Every line that includes the word "Assemblea" is to be listed.

--*--

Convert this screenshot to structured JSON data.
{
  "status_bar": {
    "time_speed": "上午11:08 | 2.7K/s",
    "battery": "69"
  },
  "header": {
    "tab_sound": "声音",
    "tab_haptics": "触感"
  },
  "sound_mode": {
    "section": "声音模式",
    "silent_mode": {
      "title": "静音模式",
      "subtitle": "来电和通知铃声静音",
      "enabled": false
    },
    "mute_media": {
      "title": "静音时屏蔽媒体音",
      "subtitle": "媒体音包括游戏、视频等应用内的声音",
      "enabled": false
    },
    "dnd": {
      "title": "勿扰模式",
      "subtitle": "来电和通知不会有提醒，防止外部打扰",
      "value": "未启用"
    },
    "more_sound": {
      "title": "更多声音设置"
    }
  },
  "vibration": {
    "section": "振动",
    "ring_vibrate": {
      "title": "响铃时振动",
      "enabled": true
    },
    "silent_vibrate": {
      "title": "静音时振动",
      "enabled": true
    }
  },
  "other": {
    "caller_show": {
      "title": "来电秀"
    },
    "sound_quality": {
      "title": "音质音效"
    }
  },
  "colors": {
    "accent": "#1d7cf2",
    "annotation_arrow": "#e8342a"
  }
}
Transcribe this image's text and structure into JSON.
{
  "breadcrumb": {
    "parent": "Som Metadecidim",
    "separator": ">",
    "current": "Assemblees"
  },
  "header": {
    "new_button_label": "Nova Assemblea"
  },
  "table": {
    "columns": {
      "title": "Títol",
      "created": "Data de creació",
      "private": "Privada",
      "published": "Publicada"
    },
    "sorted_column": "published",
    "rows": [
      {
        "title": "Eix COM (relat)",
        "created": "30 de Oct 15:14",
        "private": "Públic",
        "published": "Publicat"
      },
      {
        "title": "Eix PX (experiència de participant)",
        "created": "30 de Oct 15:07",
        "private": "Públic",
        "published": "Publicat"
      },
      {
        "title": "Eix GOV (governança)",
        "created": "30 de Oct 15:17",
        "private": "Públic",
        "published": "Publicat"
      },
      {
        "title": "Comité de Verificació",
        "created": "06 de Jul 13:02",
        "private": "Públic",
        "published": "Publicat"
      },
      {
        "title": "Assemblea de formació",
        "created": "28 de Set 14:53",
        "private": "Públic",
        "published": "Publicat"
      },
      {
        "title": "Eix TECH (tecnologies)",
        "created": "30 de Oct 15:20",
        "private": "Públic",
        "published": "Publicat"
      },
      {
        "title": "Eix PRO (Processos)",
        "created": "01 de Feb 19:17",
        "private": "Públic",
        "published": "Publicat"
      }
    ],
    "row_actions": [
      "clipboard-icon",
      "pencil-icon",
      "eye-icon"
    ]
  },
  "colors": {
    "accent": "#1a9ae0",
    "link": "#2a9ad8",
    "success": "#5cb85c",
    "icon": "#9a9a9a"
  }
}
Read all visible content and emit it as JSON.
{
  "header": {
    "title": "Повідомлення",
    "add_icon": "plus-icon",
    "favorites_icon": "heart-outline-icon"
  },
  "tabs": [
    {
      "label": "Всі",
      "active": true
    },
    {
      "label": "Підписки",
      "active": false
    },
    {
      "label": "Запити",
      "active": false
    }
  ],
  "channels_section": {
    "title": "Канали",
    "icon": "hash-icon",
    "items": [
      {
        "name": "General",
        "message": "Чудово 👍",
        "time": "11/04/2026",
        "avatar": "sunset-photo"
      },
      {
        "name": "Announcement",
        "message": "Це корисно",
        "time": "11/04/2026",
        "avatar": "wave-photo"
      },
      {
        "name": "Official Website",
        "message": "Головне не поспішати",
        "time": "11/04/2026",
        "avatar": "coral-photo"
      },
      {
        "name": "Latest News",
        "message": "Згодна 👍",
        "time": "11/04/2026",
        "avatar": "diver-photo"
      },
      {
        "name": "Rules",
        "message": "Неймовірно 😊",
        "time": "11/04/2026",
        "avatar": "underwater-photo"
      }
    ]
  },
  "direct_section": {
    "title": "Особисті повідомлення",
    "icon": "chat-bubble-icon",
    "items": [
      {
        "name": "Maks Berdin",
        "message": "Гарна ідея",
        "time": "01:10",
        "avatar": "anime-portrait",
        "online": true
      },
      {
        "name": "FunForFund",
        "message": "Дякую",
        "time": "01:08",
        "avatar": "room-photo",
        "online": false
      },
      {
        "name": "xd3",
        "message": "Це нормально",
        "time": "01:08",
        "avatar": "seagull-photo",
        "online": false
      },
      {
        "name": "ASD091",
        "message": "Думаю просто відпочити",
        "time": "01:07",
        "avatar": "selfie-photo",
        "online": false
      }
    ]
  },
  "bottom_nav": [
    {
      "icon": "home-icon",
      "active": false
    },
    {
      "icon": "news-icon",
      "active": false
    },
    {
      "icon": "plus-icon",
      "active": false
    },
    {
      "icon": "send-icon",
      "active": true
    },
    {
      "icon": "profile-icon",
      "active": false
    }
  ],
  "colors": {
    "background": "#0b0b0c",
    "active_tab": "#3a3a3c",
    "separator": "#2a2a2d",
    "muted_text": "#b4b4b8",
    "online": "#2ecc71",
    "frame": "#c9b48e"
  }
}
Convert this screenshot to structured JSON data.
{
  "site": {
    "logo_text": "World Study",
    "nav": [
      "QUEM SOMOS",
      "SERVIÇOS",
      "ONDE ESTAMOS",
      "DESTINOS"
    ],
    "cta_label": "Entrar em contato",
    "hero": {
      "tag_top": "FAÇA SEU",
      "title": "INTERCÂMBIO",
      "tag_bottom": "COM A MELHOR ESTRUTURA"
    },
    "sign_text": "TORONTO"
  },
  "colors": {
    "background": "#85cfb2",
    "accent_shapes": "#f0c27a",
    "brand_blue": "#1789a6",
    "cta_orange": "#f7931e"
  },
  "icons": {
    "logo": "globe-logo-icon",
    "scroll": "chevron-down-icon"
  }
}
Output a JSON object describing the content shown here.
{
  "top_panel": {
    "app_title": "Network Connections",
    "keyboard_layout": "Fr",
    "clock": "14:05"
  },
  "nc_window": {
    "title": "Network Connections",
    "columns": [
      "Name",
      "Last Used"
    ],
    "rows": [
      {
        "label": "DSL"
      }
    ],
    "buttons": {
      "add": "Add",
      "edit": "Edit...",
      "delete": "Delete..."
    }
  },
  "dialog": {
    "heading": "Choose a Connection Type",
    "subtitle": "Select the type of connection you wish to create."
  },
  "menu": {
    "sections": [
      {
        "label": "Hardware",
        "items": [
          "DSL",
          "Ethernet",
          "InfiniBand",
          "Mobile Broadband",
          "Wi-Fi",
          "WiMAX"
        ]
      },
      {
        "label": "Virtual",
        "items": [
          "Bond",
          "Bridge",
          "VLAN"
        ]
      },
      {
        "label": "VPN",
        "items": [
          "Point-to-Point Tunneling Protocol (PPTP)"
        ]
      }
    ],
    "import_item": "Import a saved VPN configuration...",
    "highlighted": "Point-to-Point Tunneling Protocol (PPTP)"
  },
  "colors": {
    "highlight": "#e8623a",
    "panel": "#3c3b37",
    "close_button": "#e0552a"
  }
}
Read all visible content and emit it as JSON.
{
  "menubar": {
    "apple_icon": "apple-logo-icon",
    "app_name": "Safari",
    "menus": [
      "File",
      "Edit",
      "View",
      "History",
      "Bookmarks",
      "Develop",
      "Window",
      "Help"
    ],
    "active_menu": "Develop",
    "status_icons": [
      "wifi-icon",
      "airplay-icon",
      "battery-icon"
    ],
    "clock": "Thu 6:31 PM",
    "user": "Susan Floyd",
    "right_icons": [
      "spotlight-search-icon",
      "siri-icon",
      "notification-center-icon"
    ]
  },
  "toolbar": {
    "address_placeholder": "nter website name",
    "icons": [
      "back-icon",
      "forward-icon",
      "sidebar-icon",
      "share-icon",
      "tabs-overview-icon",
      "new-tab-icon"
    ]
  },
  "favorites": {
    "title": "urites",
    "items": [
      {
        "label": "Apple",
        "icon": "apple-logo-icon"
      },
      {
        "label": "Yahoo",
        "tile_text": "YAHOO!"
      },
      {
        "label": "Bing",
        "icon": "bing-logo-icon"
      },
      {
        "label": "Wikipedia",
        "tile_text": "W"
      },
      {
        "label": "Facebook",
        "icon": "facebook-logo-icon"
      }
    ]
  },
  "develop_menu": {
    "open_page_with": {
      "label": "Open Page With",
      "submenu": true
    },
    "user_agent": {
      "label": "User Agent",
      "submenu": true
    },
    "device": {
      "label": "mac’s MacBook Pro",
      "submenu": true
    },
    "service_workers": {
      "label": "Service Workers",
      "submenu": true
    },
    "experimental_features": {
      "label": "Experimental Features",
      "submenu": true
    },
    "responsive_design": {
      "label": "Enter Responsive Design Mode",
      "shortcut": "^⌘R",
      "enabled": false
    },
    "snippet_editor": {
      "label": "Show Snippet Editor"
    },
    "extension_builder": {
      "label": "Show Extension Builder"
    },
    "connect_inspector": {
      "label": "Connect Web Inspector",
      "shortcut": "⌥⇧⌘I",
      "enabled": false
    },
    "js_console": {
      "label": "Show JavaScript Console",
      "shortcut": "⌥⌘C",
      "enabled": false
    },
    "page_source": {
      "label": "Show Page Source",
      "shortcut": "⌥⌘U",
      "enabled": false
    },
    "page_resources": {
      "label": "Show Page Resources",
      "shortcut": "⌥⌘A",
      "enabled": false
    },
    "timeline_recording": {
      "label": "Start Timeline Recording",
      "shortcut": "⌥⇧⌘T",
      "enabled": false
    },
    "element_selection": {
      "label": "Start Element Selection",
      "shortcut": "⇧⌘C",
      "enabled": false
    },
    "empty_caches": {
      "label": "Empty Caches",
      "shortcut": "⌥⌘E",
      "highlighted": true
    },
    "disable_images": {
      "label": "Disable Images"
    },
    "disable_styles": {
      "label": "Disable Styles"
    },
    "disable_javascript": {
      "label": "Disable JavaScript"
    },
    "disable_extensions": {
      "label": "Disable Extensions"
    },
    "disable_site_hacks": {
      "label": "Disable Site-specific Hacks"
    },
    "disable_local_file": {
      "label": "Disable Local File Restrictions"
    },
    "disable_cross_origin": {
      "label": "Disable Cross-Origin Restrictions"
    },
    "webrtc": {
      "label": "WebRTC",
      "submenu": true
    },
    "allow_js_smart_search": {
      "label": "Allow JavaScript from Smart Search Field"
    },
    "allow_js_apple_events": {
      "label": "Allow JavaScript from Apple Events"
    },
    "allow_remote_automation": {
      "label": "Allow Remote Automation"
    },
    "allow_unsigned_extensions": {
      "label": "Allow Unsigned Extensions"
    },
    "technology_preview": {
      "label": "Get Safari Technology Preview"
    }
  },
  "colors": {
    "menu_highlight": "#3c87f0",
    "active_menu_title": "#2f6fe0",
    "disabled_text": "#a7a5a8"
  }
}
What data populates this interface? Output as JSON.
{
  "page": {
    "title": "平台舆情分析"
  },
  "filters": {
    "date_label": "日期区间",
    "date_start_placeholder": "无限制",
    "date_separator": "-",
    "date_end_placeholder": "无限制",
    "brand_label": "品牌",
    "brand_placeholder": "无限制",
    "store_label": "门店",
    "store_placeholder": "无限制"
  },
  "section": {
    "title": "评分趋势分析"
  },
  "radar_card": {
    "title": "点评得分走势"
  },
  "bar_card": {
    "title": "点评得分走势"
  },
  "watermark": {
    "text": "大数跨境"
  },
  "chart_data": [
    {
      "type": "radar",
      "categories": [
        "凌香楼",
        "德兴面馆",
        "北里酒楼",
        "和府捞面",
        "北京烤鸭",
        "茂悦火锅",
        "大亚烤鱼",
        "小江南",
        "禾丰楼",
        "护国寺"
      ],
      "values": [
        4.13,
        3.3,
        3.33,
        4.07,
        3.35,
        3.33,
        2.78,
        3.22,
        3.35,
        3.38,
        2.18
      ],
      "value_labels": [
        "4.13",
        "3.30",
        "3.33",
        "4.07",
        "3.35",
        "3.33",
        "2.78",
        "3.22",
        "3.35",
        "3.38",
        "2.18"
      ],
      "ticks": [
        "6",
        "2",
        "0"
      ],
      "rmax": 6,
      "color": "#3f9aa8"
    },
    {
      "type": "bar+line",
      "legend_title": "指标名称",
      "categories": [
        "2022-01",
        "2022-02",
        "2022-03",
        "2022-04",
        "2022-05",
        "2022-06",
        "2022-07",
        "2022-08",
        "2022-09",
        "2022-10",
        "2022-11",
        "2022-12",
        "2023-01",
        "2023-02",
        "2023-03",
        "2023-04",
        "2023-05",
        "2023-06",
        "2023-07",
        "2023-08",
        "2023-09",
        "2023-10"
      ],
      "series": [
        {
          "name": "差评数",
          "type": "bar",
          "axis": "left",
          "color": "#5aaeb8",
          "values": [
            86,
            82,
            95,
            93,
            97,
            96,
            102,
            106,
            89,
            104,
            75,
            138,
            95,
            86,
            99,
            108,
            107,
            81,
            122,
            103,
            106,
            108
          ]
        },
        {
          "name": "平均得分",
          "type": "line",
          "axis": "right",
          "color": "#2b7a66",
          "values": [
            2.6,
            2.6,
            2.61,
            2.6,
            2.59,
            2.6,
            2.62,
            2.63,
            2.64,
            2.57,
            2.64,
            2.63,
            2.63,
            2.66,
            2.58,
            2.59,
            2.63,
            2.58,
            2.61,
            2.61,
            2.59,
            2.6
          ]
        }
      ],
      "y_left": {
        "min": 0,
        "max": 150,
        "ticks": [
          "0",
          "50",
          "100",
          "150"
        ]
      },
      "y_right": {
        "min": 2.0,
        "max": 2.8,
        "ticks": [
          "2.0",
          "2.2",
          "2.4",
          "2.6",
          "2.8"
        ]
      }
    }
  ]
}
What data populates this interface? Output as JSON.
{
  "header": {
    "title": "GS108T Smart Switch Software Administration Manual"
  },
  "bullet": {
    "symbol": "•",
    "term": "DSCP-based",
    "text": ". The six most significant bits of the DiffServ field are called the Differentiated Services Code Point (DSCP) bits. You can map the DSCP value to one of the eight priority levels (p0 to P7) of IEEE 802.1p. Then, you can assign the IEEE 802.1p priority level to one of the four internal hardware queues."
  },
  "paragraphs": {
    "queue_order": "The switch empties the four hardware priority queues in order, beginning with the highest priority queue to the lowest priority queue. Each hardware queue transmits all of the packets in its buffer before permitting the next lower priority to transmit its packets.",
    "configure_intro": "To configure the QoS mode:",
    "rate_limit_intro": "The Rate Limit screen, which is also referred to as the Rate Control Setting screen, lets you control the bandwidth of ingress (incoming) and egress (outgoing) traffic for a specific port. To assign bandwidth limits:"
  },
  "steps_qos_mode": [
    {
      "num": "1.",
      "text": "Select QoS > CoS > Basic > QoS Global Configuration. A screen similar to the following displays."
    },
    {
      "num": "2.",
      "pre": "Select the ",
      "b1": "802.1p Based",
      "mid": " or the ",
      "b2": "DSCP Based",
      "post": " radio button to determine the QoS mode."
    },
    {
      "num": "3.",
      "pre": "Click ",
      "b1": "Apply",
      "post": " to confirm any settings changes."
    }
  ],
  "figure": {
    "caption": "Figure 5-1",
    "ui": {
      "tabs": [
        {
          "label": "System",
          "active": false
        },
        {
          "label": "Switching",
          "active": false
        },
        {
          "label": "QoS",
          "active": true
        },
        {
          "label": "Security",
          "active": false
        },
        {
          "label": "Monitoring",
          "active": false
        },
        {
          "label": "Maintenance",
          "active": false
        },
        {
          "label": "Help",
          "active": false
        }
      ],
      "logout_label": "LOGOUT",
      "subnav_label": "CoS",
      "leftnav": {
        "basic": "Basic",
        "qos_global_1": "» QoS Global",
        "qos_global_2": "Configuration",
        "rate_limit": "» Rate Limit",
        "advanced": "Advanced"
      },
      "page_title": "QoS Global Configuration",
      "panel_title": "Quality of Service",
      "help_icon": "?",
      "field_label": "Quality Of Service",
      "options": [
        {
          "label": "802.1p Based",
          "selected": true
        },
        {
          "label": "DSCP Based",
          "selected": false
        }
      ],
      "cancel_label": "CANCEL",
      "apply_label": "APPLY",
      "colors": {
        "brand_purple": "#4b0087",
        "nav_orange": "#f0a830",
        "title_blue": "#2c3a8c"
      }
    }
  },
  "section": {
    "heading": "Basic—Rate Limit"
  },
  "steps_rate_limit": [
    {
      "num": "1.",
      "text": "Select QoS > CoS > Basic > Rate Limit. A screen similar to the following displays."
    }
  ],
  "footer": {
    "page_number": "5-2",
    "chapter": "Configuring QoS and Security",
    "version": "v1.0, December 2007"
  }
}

--*--

## [WRITTEN SOLUTION]
    "new_button_label": "Nova Assemblea"
        "title": "Assemblea de formació",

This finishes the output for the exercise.